Collection entries
** Start **

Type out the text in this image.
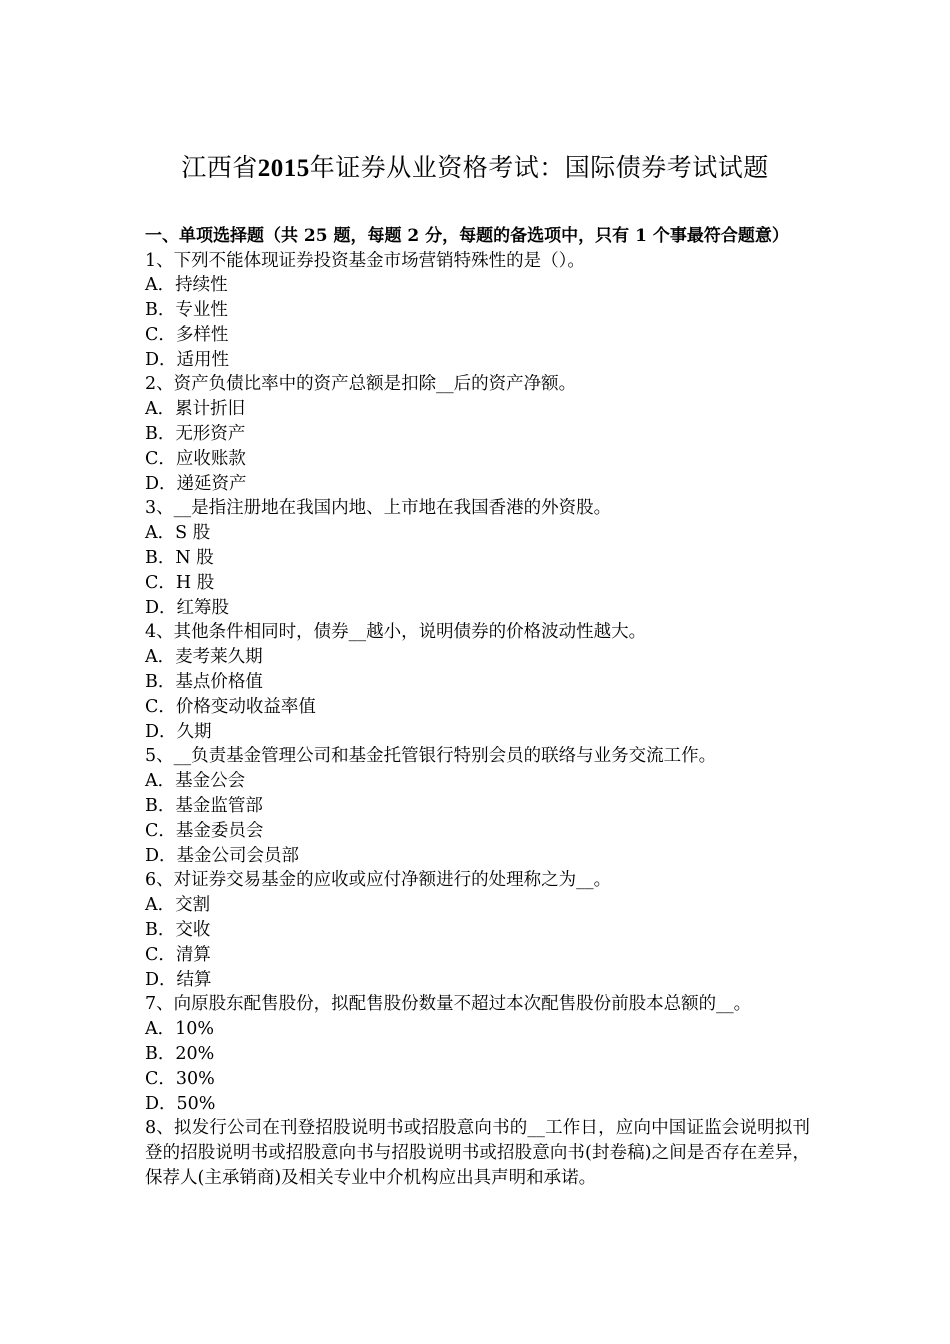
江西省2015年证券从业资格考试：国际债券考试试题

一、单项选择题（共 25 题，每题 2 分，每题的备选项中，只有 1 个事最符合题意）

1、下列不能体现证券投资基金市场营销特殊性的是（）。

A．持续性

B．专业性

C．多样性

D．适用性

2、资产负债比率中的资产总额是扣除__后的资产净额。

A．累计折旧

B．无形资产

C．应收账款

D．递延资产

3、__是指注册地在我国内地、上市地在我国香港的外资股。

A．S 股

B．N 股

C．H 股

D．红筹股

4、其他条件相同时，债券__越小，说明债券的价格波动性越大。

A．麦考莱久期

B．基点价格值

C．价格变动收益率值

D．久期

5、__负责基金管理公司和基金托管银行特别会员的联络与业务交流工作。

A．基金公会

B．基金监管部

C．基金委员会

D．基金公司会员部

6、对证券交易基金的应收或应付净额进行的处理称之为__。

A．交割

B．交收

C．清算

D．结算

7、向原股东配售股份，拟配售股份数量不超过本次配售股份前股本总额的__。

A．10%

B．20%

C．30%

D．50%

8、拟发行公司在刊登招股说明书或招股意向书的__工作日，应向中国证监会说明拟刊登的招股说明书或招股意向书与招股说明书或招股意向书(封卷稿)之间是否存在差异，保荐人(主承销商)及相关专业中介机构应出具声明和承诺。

** End **

## Goal of the exercise
Repeat all the data as it stands, dropping any images it holds.

## Result of this exercise
Type out the text in this image.
江西省2015年证券从业资格考试：国际债券考试试题

一、单项选择题（共 25 题，每题 2 分，每题的备选项中，只有 1 个事最符合题意）

1、下列不能体现证券投资基金市场营销特殊性的是（）。

A．持续性

B．专业性

C．多样性

D．适用性

2、资产负债比率中的资产总额是扣除__后的资产净额。

A．累计折旧

B．无形资产

C．应收账款

D．递延资产

3、__是指注册地在我国内地、上市地在我国香港的外资股。

A．S 股

B．N 股

C．H 股

D．红筹股

4、其他条件相同时，债券__越小，说明债券的价格波动性越大。

A．麦考莱久期

B．基点价格值

C．价格变动收益率值

D．久期

5、__负责基金管理公司和基金托管银行特别会员的联络与业务交流工作。

A．基金公会

B．基金监管部

C．基金委员会

D．基金公司会员部

6、对证券交易基金的应收或应付净额进行的处理称之为__。

A．交割

B．交收

C．清算

D．结算

7、向原股东配售股份，拟配售股份数量不超过本次配售股份前股本总额的__。

A．10%

B．20%

C．30%

D．50%

8、拟发行公司在刊登招股说明书或招股意向书的__工作日，应向中国证监会说明拟刊登的招股说明书或招股意向书与招股说明书或招股意向书(封卷稿)之间是否存在差异，保荐人(主承销商)及相关专业中介机构应出具声明和承诺。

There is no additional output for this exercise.